**Supplied material:**

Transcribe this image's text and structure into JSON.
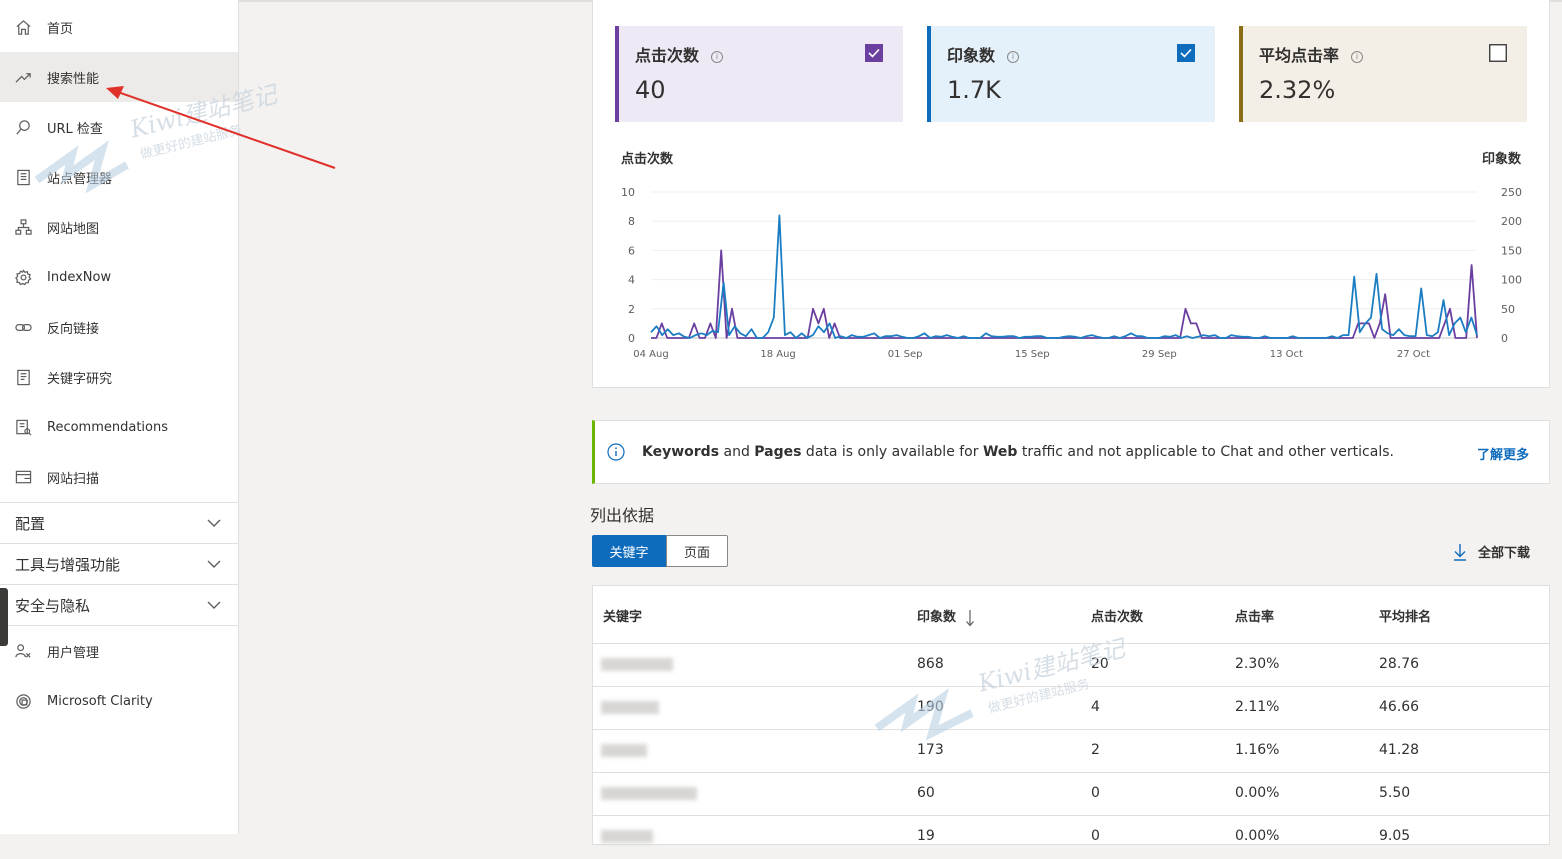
{
  "sidebar": {
    "items": [
      {
        "label": "首页",
        "icon": "home-icon"
      },
      {
        "label": "搜索性能",
        "icon": "trend-icon"
      },
      {
        "label": "URL 检查",
        "icon": "search-icon"
      },
      {
        "label": "站点管理器",
        "icon": "document-icon"
      },
      {
        "label": "网站地图",
        "icon": "sitemap-icon"
      },
      {
        "label": "IndexNow",
        "icon": "gear-icon"
      },
      {
        "label": "反向链接",
        "icon": "link-icon"
      },
      {
        "label": "关键字研究",
        "icon": "list-document-icon"
      },
      {
        "label": "Recommendations",
        "icon": "recommendations-icon"
      },
      {
        "label": "网站扫描",
        "icon": "scan-icon"
      }
    ],
    "groups": [
      "配置",
      "工具与增强功能",
      "安全与隐私"
    ],
    "bottom_items": [
      {
        "label": "用户管理",
        "icon": "users-icon"
      },
      {
        "label": "Microsoft Clarity",
        "icon": "clarity-icon"
      }
    ]
  },
  "metrics": [
    {
      "label": "点击次数",
      "value": "40",
      "checked": true,
      "color": "#6b3fa0",
      "bg": "#efe9f6",
      "info": "i"
    },
    {
      "label": "印象数",
      "value": "1.7K",
      "checked": true,
      "color": "#0f6cbd",
      "bg": "#e4f1fb",
      "info": "i"
    },
    {
      "label": "平均点击率",
      "value": "2.32%",
      "checked": false,
      "color": "#8a6d16",
      "bg": "#f4efe6",
      "info": "i"
    }
  ],
  "chart_data": {
    "type": "line",
    "ylabel": "点击次数",
    "y2label": "印象数",
    "ylim": [
      0,
      10
    ],
    "y2lim": [
      0,
      250
    ],
    "yticks": [
      "10",
      "8",
      "6",
      "4",
      "2",
      "0"
    ],
    "y2ticks": [
      "250",
      "200",
      "150",
      "100",
      "50",
      "0"
    ],
    "xticks": [
      "04 Aug",
      "18 Aug",
      "01 Sep",
      "15 Sep",
      "29 Sep",
      "13 Oct",
      "27 Oct"
    ],
    "grid": true,
    "series": [
      {
        "color": "#6b3fa0",
        "values": [
          0,
          0,
          1,
          0,
          0,
          0,
          0,
          0,
          1,
          0,
          0,
          1,
          0,
          6,
          0,
          2,
          0,
          0,
          0,
          0,
          0,
          0,
          0,
          0,
          0,
          0,
          0,
          0,
          0,
          0,
          2,
          1,
          2,
          0,
          1,
          0,
          0,
          0,
          0,
          0,
          0,
          0,
          0,
          0,
          0,
          0,
          0,
          0,
          0,
          0,
          0,
          0,
          0,
          0,
          0,
          0,
          0,
          0,
          0,
          0,
          0,
          0,
          0,
          0,
          0,
          0,
          0,
          0,
          0,
          0,
          0,
          0,
          0,
          0,
          0,
          0,
          0,
          0,
          0,
          0,
          0,
          0,
          0,
          0,
          0,
          0,
          0,
          0,
          0,
          0,
          0,
          0,
          0,
          0,
          0,
          0,
          0,
          0,
          0,
          2,
          1,
          1,
          0,
          0,
          0,
          0,
          0,
          0,
          0,
          0,
          0,
          0,
          0,
          0,
          0,
          0,
          0,
          0,
          0,
          0,
          0,
          0,
          0,
          0,
          0,
          0,
          0,
          0,
          0,
          0,
          0,
          1,
          1,
          1,
          0,
          1,
          3,
          0,
          0,
          0,
          0,
          0,
          0,
          0,
          0,
          0,
          0,
          1,
          2,
          0,
          0,
          0,
          5,
          0
        ]
      },
      {
        "color": "#1b7ec2",
        "values": [
          10,
          20,
          5,
          15,
          5,
          8,
          2,
          0,
          5,
          8,
          5,
          12,
          10,
          95,
          5,
          20,
          8,
          3,
          15,
          0,
          0,
          10,
          35,
          210,
          5,
          10,
          0,
          8,
          0,
          5,
          20,
          10,
          25,
          0,
          3,
          0,
          5,
          2,
          2,
          5,
          8,
          0,
          3,
          3,
          5,
          2,
          0,
          0,
          3,
          8,
          0,
          3,
          2,
          5,
          2,
          0,
          3,
          0,
          0,
          0,
          8,
          3,
          2,
          2,
          3,
          3,
          0,
          2,
          2,
          3,
          3,
          0,
          0,
          0,
          2,
          3,
          2,
          0,
          3,
          5,
          2,
          0,
          0,
          3,
          0,
          3,
          8,
          3,
          3,
          0,
          0,
          0,
          3,
          2,
          5,
          0,
          3,
          0,
          2,
          5,
          3,
          5,
          0,
          0,
          5,
          3,
          2,
          2,
          0,
          0,
          3,
          0,
          0,
          0,
          0,
          3,
          0,
          0,
          0,
          0,
          0,
          0,
          3,
          0,
          5,
          5,
          105,
          10,
          25,
          35,
          110,
          15,
          8,
          5,
          15,
          5,
          3,
          3,
          85,
          5,
          3,
          10,
          65,
          5,
          25,
          35,
          10,
          35,
          5
        ]
      }
    ]
  },
  "banner": {
    "text_parts": [
      {
        "t": "Keywords",
        "b": true
      },
      {
        "t": " and ",
        "b": false
      },
      {
        "t": "Pages",
        "b": true
      },
      {
        "t": " data is only available for ",
        "b": false
      },
      {
        "t": "Web",
        "b": true
      },
      {
        "t": " traffic and not applicable to Chat and other verticals.",
        "b": false
      }
    ],
    "link": "了解更多"
  },
  "list": {
    "title": "列出依据",
    "tabs": [
      "关键字",
      "页面"
    ],
    "download": "全部下载",
    "columns": [
      "关键字",
      "印象数",
      "点击次数",
      "点击率",
      "平均排名"
    ],
    "rows": [
      {
        "impressions": "868",
        "clicks": "20",
        "ctr": "2.30%",
        "rank": "28.76",
        "blur_w": 72
      },
      {
        "impressions": "190",
        "clicks": "4",
        "ctr": "2.11%",
        "rank": "46.66",
        "blur_w": 58
      },
      {
        "impressions": "173",
        "clicks": "2",
        "ctr": "1.16%",
        "rank": "41.28",
        "blur_w": 46
      },
      {
        "impressions": "60",
        "clicks": "0",
        "ctr": "0.00%",
        "rank": "5.50",
        "blur_w": 96
      },
      {
        "impressions": "19",
        "clicks": "0",
        "ctr": "0.00%",
        "rank": "9.05",
        "blur_w": 52
      }
    ]
  },
  "watermark": {
    "brand": "Kiwi建站笔记",
    "tagline": "做更好的建站服务"
  }
}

**What the task requires:** Give only the number of lines in the records that contain the string "rank".

**Response:** 5